-- start of Source material --
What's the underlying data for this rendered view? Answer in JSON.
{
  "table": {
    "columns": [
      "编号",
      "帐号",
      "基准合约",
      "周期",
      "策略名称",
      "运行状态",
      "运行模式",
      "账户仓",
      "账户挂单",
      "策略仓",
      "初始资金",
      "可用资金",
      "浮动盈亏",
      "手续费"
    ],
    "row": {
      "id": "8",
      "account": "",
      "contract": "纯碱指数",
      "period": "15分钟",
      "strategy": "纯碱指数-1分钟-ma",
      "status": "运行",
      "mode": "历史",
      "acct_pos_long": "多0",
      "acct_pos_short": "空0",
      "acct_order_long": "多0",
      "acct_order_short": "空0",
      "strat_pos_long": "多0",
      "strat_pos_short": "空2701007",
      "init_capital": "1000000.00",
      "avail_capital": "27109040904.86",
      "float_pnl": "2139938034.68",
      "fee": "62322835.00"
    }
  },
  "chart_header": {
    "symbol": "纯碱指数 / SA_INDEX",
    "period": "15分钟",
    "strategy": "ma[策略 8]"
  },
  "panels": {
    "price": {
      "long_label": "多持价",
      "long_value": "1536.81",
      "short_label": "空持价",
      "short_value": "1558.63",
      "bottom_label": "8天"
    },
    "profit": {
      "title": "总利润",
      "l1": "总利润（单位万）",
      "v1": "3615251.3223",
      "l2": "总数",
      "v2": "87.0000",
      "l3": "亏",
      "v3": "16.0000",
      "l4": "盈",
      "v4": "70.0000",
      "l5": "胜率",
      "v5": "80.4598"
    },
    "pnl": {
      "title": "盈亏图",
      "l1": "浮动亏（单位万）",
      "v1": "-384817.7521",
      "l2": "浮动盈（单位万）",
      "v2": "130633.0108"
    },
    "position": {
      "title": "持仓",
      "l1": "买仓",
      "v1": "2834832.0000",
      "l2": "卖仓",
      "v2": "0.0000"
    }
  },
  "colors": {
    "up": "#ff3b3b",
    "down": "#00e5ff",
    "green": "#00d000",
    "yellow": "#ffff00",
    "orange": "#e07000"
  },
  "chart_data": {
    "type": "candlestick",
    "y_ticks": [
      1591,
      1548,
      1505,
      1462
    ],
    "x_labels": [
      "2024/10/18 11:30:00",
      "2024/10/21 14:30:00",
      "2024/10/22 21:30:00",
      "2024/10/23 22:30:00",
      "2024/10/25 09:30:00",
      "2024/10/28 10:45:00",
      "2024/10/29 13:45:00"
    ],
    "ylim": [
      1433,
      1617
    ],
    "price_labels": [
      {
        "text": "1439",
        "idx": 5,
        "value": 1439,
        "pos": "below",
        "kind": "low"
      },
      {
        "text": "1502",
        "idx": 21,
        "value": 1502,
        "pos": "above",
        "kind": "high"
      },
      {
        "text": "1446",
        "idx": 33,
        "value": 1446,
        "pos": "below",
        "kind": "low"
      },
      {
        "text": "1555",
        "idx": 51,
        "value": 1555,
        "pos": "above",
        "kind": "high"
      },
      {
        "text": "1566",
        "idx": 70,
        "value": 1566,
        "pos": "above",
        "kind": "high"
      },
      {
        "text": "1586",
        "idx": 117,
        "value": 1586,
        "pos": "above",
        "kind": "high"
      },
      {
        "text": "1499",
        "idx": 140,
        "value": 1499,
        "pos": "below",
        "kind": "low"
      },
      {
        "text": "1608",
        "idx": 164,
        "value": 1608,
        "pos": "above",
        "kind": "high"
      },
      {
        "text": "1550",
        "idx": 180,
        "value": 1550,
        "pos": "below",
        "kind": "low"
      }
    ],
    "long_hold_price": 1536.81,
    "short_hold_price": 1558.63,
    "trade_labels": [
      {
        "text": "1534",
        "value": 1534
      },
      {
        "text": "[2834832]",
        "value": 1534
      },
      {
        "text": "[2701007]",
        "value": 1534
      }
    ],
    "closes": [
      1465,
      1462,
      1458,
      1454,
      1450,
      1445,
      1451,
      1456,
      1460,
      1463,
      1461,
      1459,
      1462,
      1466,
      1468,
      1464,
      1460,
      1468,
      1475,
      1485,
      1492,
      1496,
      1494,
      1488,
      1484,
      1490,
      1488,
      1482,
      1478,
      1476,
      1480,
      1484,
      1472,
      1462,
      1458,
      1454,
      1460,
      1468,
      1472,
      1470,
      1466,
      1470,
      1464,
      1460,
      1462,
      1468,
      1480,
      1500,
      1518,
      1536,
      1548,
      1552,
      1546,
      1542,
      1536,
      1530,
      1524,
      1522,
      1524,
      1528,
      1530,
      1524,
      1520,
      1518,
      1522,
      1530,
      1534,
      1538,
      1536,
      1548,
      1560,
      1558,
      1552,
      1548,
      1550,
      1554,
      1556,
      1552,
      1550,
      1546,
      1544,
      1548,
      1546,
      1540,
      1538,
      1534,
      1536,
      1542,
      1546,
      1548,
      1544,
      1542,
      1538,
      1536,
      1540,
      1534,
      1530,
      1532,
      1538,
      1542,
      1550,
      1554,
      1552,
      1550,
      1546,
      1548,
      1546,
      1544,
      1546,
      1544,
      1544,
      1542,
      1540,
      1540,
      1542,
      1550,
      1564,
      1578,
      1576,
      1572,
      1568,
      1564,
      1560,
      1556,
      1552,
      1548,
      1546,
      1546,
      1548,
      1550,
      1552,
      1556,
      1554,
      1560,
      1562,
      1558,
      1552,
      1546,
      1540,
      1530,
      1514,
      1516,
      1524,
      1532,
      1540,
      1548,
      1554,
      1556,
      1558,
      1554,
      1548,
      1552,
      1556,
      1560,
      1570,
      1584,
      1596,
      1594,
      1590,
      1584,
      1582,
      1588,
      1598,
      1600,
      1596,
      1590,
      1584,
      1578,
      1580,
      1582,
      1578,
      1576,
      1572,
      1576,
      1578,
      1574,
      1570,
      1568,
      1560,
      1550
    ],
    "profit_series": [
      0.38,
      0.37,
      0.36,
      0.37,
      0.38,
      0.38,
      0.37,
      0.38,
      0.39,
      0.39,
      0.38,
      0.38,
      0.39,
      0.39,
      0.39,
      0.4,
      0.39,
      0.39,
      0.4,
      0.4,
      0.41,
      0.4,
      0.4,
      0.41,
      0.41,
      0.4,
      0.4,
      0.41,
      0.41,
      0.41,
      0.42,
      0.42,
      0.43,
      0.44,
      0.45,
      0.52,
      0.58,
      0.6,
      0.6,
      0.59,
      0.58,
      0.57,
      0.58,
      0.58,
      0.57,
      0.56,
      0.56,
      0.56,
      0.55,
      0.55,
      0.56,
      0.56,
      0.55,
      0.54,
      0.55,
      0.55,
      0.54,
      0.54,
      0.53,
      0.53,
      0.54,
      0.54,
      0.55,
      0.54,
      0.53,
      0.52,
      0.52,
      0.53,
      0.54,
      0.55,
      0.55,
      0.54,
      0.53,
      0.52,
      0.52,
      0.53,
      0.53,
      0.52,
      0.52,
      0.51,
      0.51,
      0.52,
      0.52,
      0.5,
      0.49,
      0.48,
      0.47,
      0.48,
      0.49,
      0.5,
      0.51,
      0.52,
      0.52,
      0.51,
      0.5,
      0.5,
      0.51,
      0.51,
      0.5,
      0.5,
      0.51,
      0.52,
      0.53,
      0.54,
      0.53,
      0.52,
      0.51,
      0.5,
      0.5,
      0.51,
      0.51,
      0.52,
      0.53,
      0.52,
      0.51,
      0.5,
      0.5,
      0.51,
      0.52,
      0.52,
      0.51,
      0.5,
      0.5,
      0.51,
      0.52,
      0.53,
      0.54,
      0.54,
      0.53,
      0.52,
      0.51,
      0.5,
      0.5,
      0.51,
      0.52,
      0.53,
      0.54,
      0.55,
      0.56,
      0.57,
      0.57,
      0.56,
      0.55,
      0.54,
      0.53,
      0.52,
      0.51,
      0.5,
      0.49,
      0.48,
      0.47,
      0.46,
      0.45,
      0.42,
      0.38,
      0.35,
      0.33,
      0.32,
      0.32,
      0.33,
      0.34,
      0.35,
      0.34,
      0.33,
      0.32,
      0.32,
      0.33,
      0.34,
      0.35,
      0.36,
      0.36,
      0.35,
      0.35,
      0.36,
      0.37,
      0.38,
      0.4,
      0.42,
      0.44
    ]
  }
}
-- end of Source material --
• _What to produce_: Copy out each line of the data where the string "strategy" appears.

• _Task response_:
      "strategy": "纯碱指数-1分钟-ma",
    "strategy": "ma[策略 8]"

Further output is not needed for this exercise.